From the material below, list every line containing "的轨迹是以".
━━━━━━━━━━
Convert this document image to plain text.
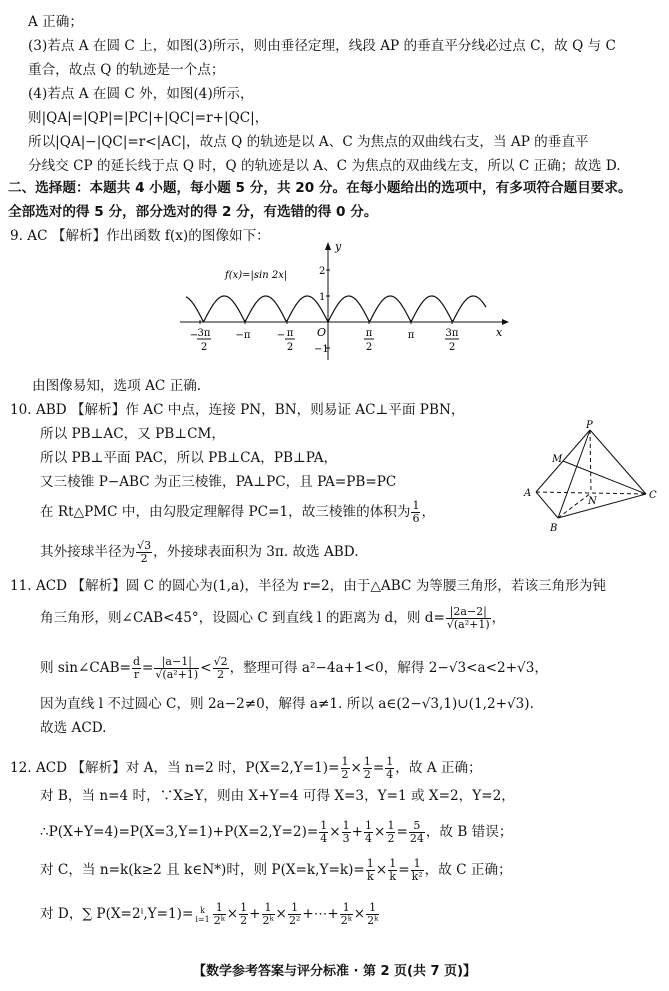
A 正确；
(3)若点 A 在圆 C 上，如图(3)所示，则由垂径定理，线段 AP 的垂直平分线必过点 C，故 Q 与 C
重合，故点 Q 的轨迹是一个点；
(4)若点 A 在圆 C 外，如图(4)所示，
则|QA|=|QP|=|PC|+|QC|=r+|QC|，
所以|QA|−|QC|=r<|AC|，故点 Q 的轨迹是以 A、C 为焦点的双曲线右支，当 AP 的垂直平
分线交 CP 的延长线于点 Q 时，Q 的轨迹是以 A、C 为焦点的双曲线左支，所以 C 正确；故选 D.
二、选择题：本题共 4 小题，每小题 5 分，共 20 分。在每小题给出的选项中，有多项符合题目要求。
全部选对的得 5 分，部分选对的得 2 分，有选错的得 0 分。
9. AC 【解析】作出函数 f(x)的图像如下：
y
x
O
2
1
−1
f(x)=|sin 2x|
− 3π
2
−π	− π
2
π
2
π	3π
2
由图像易知，选项 AC 正确.
10. ABD 【解析】作 AC 中点，连接 PN，BN，则易证 AC⊥平面 PBN，
所以 PB⊥AC，又 PB⊥CM，
所以 PB⊥平面 PAC，所以 PB⊥CA，PB⊥PA，
又三棱锥 P−ABC 为正三棱锥，PA⊥PC，且 PA=PB=PC
在 Rt△PMC 中，由勾股定理解得 PC=1，故三棱锥的体积为 $\frac{1}{6}$ ，
其外接球半径为 $\frac{√3}{2}$ ，外接球表面积为 3π. 故选 ABD.
P
M
A
N
B
C
11. ACD 【解析】圆 C 的圆心为(1,a)，半径为 r=2，由于△ABC 为等腰三角形，若该三角形为钝
角三角形，则∠CAB<45°，设圆心 C 到直线 l 的距离为 d，则 $d= \frac{|2a-2|}{\text{√(a²+1)}}$ ，
则 sin∠CAB= $\frac{d}{r} = \frac{|a-1|}{\text{√(a²+1)}} < \frac{√2}{2}$ ，整理可得 a²−4a+1<0，解得 2−√3<a<2+√3，
因为直线 l 不过圆心 C，则 2a−2≠0，解得 a≠1. 所以 a∈(2−√3,1)∪(1,2+√3).
故选 ACD.
12. ACD 【解析】对 A，当 n=2 时，$P(X=2,Y=1)= \frac{1}{2} \times \frac{1}{2} = \frac{1}{4}$ ，故 A 正确；
对 B，当 n=4 时，∵X≥Y，则由 X+Y=4 可得 X=3，Y=1 或 X=2，Y=2，
∴P(X+Y=4)=P(X=3,Y=1)+P(X=2,Y=2)= $\frac{1}{4} \times \frac{1}{3} + \frac{1}{4} \times \frac{1}{2} = \frac{5}{24}$ ，故 B 错误；
对 C，当 n=k(k≥2 且 k∈N*)时，则 $P(X=k,Y=k)= \frac{1}{k} \times \frac{1}{k} = \frac{1}{\text{k²}}$ ，故 C 正确；
对 D，∑ P(X=2ⁱ,Y=1)= k
$i=1 \frac{1}{\text{2ᵏ}} \times \frac{1}{2} + \frac{1}{\text{2ᵏ}} \times \frac{1}{\text{2²}}$ +⋯+ $\frac{1}{\text{2ᵏ}} \times \frac{1}{\text{2ᵏ}}$
【数学参考答案与评分标准 · 第 2 页(共 7 页)】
━━━━━━━━━━
Task result:
所以|QA|−|QC|=r<|AC|，故点 Q 的轨迹是以 A、C 为焦点的双曲线右支，当 AP 的垂直平
分线交 CP 的延长线于点 Q 时，Q 的轨迹是以 A、C 为焦点的双曲线左支，所以 C 正确；故选 D.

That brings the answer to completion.